━━━ RECORDS TO USE ━━━

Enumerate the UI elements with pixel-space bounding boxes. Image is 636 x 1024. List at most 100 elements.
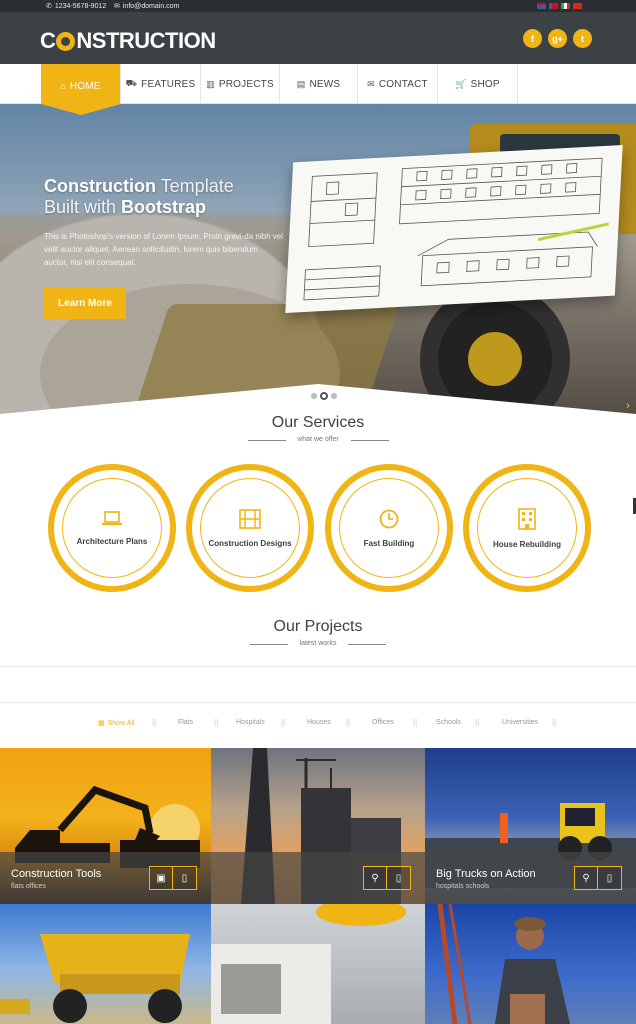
- worker-toolbelt-shape: [211, 904, 406, 1024]
- project-tile-worker[interactable]: [425, 904, 636, 1024]
- video-icon[interactable]: ▣: [149, 866, 173, 890]
- main-nav: ⌂ HOME ⛟ FEATURES ▥ PROJECTS ▤ NEWS ✉ CONTACT…: [0, 64, 636, 108]
- social-links: f g+ t: [523, 29, 592, 48]
- services-title: Our Services: [271, 414, 365, 431]
- blueprint-sketch: [303, 157, 609, 301]
- document-icon[interactable]: ▯: [387, 866, 411, 890]
- home-icon: ⌂: [60, 81, 66, 91]
- project-tile-tower[interactable]: ⚲ ▯: [211, 748, 425, 904]
- nav-projects[interactable]: ▥ PROJECTS: [201, 64, 280, 104]
- tile-title: Big Trucks on Action: [436, 868, 536, 880]
- slider-dots: [311, 392, 337, 400]
- section-divider: [0, 702, 636, 703]
- project-tile-tool-belt[interactable]: [211, 904, 425, 1024]
- clock-icon: [379, 509, 399, 533]
- filter-universities[interactable]: Universities: [502, 719, 538, 726]
- filter-separator: ||: [346, 718, 351, 727]
- cart-icon: 🛒: [455, 78, 467, 89]
- slider-next-arrow[interactable]: ›: [626, 398, 630, 412]
- search-icon[interactable]: ⚲: [574, 866, 598, 890]
- section-divider: [0, 666, 636, 667]
- email-contact[interactable]: ✉ info@domain.com: [114, 2, 179, 10]
- filter-separator: ||: [214, 718, 219, 727]
- project-tile-construction-tools[interactable]: Construction Tools flats offices ▣ ▯: [0, 748, 211, 904]
- site-logo[interactable]: C NSTRUCTION: [40, 29, 216, 53]
- logo-text: NSTRUCTION: [76, 28, 216, 53]
- service-inner: Fast Building: [339, 478, 439, 578]
- tile-categories: hospitals schools: [436, 883, 490, 890]
- service-construction-designs[interactable]: Construction Designs: [186, 464, 314, 592]
- filter-offices[interactable]: Offices: [372, 719, 394, 726]
- slider-dot[interactable]: [331, 393, 337, 399]
- twitter-icon[interactable]: t: [573, 29, 592, 48]
- nav-home[interactable]: ⌂ HOME: [41, 64, 121, 108]
- document-icon[interactable]: ▯: [598, 866, 622, 890]
- hero-title: Construction Template Built with Bootstr…: [44, 176, 234, 218]
- hero-title-bold: Construction: [44, 176, 156, 196]
- facebook-icon[interactable]: f: [523, 29, 542, 48]
- google-plus-icon[interactable]: g+: [548, 29, 567, 48]
- slider-dot[interactable]: [311, 393, 317, 399]
- hero-description: This is Photoshop's version of Lorem Ips…: [44, 232, 283, 267]
- slider-prev-arrow[interactable]: ‹: [6, 398, 10, 412]
- dump-truck-silhouette: [0, 934, 190, 1023]
- phone-contact: ✆ 1234-5678-9012: [46, 2, 106, 10]
- nav-label: HOME: [69, 80, 101, 92]
- hero-subtitle-bold: Bootstrap: [121, 197, 207, 217]
- document-icon[interactable]: ▯: [173, 866, 197, 890]
- filter-show-all[interactable]: ▦ Show All: [98, 719, 134, 727]
- film-icon: [239, 508, 261, 533]
- tile-caption: ⚲ ▯: [211, 852, 425, 904]
- phone-icon: ✆: [46, 3, 52, 10]
- blueprint-drawing: [285, 145, 623, 313]
- learn-more-button[interactable]: Learn More: [44, 288, 126, 319]
- envelope-icon: ✉: [114, 3, 120, 10]
- flag-us[interactable]: [549, 3, 558, 9]
- filter-schools[interactable]: Schools: [436, 719, 461, 726]
- service-label: House Rebuilding: [493, 539, 561, 549]
- service-label: Construction Designs: [208, 538, 292, 548]
- building-icon: [518, 507, 536, 534]
- divider-line: [351, 440, 389, 441]
- nav-features[interactable]: ⛟ FEATURES: [121, 64, 201, 104]
- search-icon[interactable]: ⚲: [363, 866, 387, 890]
- nav-active-pointer: [41, 104, 121, 115]
- tile-title: Construction Tools: [11, 868, 102, 880]
- filter-hospitals[interactable]: Hospitals: [236, 719, 265, 726]
- filter-flats[interactable]: Flats: [178, 719, 193, 726]
- tile-caption: Construction Tools flats offices ▣ ▯: [0, 852, 211, 904]
- project-tile-dump-truck[interactable]: [0, 904, 211, 1024]
- flag-uk[interactable]: [537, 3, 546, 9]
- filter-label: Show All: [107, 720, 135, 727]
- building-icon: ▥: [206, 78, 215, 89]
- nav-label: PROJECTS: [218, 78, 274, 90]
- language-flags: [537, 3, 582, 9]
- services-subtitle: what we offer: [297, 436, 339, 443]
- flag-cn[interactable]: [573, 3, 582, 9]
- tile-caption: Big Trucks on Action hospitals schools ⚲…: [425, 852, 636, 904]
- service-architecture-plans[interactable]: Architecture Plans: [48, 464, 176, 592]
- envelope-icon: ✉: [367, 78, 375, 89]
- nav-news[interactable]: ▤ NEWS: [280, 64, 358, 104]
- nav-contact[interactable]: ✉ CONTACT: [358, 64, 438, 104]
- service-fast-building[interactable]: Fast Building: [325, 464, 453, 592]
- filter-separator: ||: [281, 718, 286, 727]
- filter-separator: ||: [413, 718, 418, 727]
- project-tile-big-trucks[interactable]: Big Trucks on Action hospitals schools ⚲…: [425, 748, 636, 904]
- worker-silhouette: [437, 904, 570, 1024]
- flag-it[interactable]: [561, 3, 570, 9]
- logo-letter: C: [40, 28, 56, 53]
- nav-label: SHOP: [470, 78, 500, 90]
- hero-subtitle-thin: Built with: [44, 197, 122, 217]
- slider-dot-active[interactable]: [320, 392, 328, 400]
- filter-houses[interactable]: Houses: [307, 719, 331, 726]
- email-address[interactable]: info@domain.com: [123, 3, 180, 10]
- service-inner: Construction Designs: [200, 478, 300, 578]
- top-contact-bar: ✆ 1234-5678-9012 ✉ info@domain.com: [0, 0, 636, 12]
- nav-shop[interactable]: 🛒 SHOP: [438, 64, 518, 104]
- service-label: Fast Building: [363, 538, 415, 548]
- service-house-rebuilding[interactable]: House Rebuilding: [463, 464, 591, 592]
- service-inner: Architecture Plans: [62, 478, 162, 578]
- hero-title-thin: Template: [156, 176, 234, 196]
- filter-separator: ||: [152, 718, 157, 727]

━━━

* **TASK DESCRIPTION**
Can you give these data lines again with every "Construction Designs" switched to "Construction Drawings", everything else unchanged and the pictures left out?

* **EXERCISE RESPONSE**
Enumerate the UI elements with pixel-space bounding boxes. Image is 636 x 1024. List at most 100 elements.
- worker-toolbelt-shape: [211, 904, 406, 1024]
- project-tile-worker[interactable]: [425, 904, 636, 1024]
- video-icon[interactable]: ▣: [149, 866, 173, 890]
- main-nav: ⌂ HOME ⛟ FEATURES ▥ PROJECTS ▤ NEWS ✉ CONTACT…: [0, 64, 636, 108]
- social-links: f g+ t: [523, 29, 592, 48]
- services-title: Our Services: [271, 414, 365, 431]
- blueprint-sketch: [303, 157, 609, 301]
- document-icon[interactable]: ▯: [387, 866, 411, 890]
- home-icon: ⌂: [60, 81, 66, 91]
- project-tile-tower[interactable]: ⚲ ▯: [211, 748, 425, 904]
- nav-projects[interactable]: ▥ PROJECTS: [201, 64, 280, 104]
- tile-title: Big Trucks on Action: [436, 868, 536, 880]
- slider-dots: [311, 392, 337, 400]
- section-divider: [0, 702, 636, 703]
- project-tile-tool-belt[interactable]: [211, 904, 425, 1024]
- clock-icon: [379, 509, 399, 533]
- filter-universities[interactable]: Universities: [502, 719, 538, 726]
- filter-separator: ||: [346, 718, 351, 727]
- cart-icon: 🛒: [455, 78, 467, 89]
- slider-next-arrow[interactable]: ›: [626, 398, 630, 412]
- search-icon[interactable]: ⚲: [574, 866, 598, 890]
- section-divider: [0, 666, 636, 667]
- email-contact[interactable]: ✉ info@domain.com: [114, 2, 179, 10]
- filter-separator: ||: [214, 718, 219, 727]
- project-tile-construction-tools[interactable]: Construction Tools flats offices ▣ ▯: [0, 748, 211, 904]
- site-logo[interactable]: C NSTRUCTION: [40, 29, 216, 53]
- logo-text: NSTRUCTION: [76, 28, 216, 53]
- service-inner: Fast Building: [339, 478, 439, 578]
- tile-categories: hospitals schools: [436, 883, 490, 890]
- service-construction-designs[interactable]: Construction Drawings: [186, 464, 314, 592]
- filter-offices[interactable]: Offices: [372, 719, 394, 726]
- slider-dot[interactable]: [331, 393, 337, 399]
- twitter-icon[interactable]: t: [573, 29, 592, 48]
- nav-home[interactable]: ⌂ HOME: [41, 64, 121, 108]
- document-icon[interactable]: ▯: [598, 866, 622, 890]
- hero-title: Construction Template Built with Bootstr…: [44, 176, 234, 218]
- hero-title-bold: Construction: [44, 176, 156, 196]
- facebook-icon[interactable]: f: [523, 29, 542, 48]
- google-plus-icon[interactable]: g+: [548, 29, 567, 48]
- slider-dot[interactable]: [311, 393, 317, 399]
- hero-description: This is Photoshop's version of Lorem Ips…: [44, 232, 283, 267]
- slider-prev-arrow[interactable]: ‹: [6, 398, 10, 412]
- dump-truck-silhouette: [0, 934, 190, 1023]
- phone-contact: ✆ 1234-5678-9012: [46, 2, 106, 10]
- nav-label: HOME: [69, 80, 101, 92]
- hero-subtitle-bold: Bootstrap: [121, 197, 207, 217]
- document-icon[interactable]: ▯: [173, 866, 197, 890]
- filter-show-all[interactable]: ▦ Show All: [98, 719, 134, 727]
- film-icon: [239, 508, 261, 533]
- tile-caption: ⚲ ▯: [211, 852, 425, 904]
- phone-icon: ✆: [46, 3, 52, 10]
- blueprint-drawing: [285, 145, 623, 313]
- learn-more-button[interactable]: Learn More: [44, 288, 126, 319]
- envelope-icon: ✉: [114, 3, 120, 10]
- flag-us[interactable]: [549, 3, 558, 9]
- filter-schools[interactable]: Schools: [436, 719, 461, 726]
- service-label: House Rebuilding: [493, 539, 561, 549]
- service-label: Construction Drawings: [208, 538, 292, 548]
- building-icon: [518, 507, 536, 534]
- divider-line: [351, 440, 389, 441]
- nav-features[interactable]: ⛟ FEATURES: [121, 64, 201, 104]
- search-icon[interactable]: ⚲: [363, 866, 387, 890]
- nav-active-pointer: [41, 104, 121, 115]
- tile-title: Construction Tools: [11, 868, 102, 880]
- filter-hospitals[interactable]: Hospitals: [236, 719, 265, 726]
- filter-flats[interactable]: Flats: [178, 719, 193, 726]
- tile-caption: Construction Tools flats offices ▣ ▯: [0, 852, 211, 904]
- project-tile-dump-truck[interactable]: [0, 904, 211, 1024]
- flag-uk[interactable]: [537, 3, 546, 9]
- filter-label: Show All: [107, 720, 135, 727]
- building-icon: ▥: [206, 78, 215, 89]
- nav-label: PROJECTS: [218, 78, 274, 90]
- language-flags: [537, 3, 582, 9]
- services-subtitle: what we offer: [297, 436, 339, 443]
- flag-cn[interactable]: [573, 3, 582, 9]
- tile-caption: Big Trucks on Action hospitals schools ⚲…: [425, 852, 636, 904]
- service-architecture-plans[interactable]: Architecture Plans: [48, 464, 176, 592]
- envelope-icon: ✉: [367, 78, 375, 89]
- nav-news[interactable]: ▤ NEWS: [280, 64, 358, 104]
- nav-contact[interactable]: ✉ CONTACT: [358, 64, 438, 104]
- service-fast-building[interactable]: Fast Building: [325, 464, 453, 592]
- filter-separator: ||: [281, 718, 286, 727]
- filter-separator: ||: [413, 718, 418, 727]
- project-tile-big-trucks[interactable]: Big Trucks on Action hospitals schools ⚲…: [425, 748, 636, 904]
- worker-silhouette: [437, 904, 570, 1024]
- flag-it[interactable]: [561, 3, 570, 9]
- logo-letter: C: [40, 28, 56, 53]
- nav-label: SHOP: [470, 78, 500, 90]
- hero-subtitle-thin: Built with: [44, 197, 122, 217]
- slider-dot-active[interactable]: [320, 392, 328, 400]
- filter-houses[interactable]: Houses: [307, 719, 331, 726]
- email-address[interactable]: info@domain.com: [123, 3, 180, 10]
- service-inner: Construction Drawings: [200, 478, 300, 578]
- top-contact-bar: ✆ 1234-5678-9012 ✉ info@domain.com: [0, 0, 636, 12]
- nav-shop[interactable]: 🛒 SHOP: [438, 64, 518, 104]
- service-label: Fast Building: [363, 538, 415, 548]
- service-house-rebuilding[interactable]: House Rebuilding: [463, 464, 591, 592]
- service-inner: Architecture Plans: [62, 478, 162, 578]
- hero-title-thin: Template: [156, 176, 234, 196]
- filter-separator: ||: [152, 718, 157, 727]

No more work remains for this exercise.